Exercise: Gather, from the data below, each line in which the word "Obstruction" occurs.

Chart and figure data
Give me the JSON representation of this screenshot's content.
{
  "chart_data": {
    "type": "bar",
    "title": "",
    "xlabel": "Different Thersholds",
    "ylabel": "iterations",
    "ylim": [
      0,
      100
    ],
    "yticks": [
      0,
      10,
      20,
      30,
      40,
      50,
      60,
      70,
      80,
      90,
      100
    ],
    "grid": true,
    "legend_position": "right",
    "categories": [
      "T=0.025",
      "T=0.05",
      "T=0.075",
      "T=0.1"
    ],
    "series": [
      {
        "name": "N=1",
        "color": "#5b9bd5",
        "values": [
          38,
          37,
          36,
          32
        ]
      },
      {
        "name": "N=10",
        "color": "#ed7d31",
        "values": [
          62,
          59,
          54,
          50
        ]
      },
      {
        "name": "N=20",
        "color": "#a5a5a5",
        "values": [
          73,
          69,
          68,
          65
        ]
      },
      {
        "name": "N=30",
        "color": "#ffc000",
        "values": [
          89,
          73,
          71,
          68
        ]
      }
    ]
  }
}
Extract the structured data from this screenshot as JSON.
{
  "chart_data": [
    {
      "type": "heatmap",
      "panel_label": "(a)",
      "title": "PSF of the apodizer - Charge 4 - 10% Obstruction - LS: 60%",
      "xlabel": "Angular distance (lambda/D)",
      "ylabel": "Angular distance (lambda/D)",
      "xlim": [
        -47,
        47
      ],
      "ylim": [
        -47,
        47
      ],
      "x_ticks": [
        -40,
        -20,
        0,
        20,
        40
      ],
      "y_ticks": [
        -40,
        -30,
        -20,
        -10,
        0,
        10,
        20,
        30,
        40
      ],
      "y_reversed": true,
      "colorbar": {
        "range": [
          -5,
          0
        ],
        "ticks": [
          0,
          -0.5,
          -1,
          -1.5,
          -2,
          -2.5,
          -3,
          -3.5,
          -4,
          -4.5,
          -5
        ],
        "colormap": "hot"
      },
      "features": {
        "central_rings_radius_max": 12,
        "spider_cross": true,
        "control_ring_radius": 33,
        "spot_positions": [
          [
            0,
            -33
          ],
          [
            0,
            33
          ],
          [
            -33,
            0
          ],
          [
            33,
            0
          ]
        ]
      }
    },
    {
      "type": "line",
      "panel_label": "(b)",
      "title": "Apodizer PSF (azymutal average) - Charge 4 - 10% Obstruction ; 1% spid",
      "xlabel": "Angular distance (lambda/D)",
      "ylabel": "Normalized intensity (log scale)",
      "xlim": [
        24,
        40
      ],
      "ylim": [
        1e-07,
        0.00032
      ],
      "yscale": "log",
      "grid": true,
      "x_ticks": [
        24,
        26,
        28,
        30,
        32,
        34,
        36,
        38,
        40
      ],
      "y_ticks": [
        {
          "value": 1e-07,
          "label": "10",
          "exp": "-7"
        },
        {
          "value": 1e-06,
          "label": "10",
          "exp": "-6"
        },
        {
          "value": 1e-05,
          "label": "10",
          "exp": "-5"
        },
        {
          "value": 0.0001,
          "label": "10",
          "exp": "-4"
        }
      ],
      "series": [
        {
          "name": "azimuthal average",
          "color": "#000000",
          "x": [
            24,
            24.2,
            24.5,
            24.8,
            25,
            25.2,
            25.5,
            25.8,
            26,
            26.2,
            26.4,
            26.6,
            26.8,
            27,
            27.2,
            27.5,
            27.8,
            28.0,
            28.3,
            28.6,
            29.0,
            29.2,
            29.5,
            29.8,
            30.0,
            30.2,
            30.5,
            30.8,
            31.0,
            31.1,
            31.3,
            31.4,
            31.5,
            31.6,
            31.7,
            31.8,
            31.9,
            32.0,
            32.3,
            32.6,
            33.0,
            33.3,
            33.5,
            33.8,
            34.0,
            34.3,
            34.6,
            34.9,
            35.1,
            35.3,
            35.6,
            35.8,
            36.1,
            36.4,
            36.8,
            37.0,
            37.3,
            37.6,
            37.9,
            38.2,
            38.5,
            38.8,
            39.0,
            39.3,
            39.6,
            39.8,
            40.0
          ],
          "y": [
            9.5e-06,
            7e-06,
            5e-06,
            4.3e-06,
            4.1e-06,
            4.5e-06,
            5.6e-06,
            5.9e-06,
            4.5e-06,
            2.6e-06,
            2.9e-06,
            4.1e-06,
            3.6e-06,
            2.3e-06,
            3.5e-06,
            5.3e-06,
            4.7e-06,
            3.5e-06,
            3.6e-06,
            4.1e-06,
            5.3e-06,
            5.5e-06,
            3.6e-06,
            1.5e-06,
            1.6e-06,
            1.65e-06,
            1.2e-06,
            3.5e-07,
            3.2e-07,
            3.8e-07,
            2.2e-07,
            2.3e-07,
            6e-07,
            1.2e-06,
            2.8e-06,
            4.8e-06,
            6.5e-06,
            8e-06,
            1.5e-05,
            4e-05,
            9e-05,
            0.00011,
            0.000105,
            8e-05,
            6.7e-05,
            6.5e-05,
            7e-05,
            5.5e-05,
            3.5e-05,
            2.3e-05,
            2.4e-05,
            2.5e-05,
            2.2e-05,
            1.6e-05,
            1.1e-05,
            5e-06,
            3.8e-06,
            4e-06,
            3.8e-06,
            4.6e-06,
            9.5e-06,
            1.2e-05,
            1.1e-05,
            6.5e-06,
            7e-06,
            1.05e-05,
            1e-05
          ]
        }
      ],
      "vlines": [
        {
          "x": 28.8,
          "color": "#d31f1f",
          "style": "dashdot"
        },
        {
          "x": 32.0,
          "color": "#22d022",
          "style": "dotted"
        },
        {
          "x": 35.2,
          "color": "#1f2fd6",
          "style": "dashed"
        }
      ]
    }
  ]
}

Response to the exercise:
      "title": "PSF of the apodizer - Charge 4 - 10% Obstruction - LS: 60%",
      "title": "Apodizer PSF (azymutal average) - Charge 4 - 10% Obstruction ; 1% spid",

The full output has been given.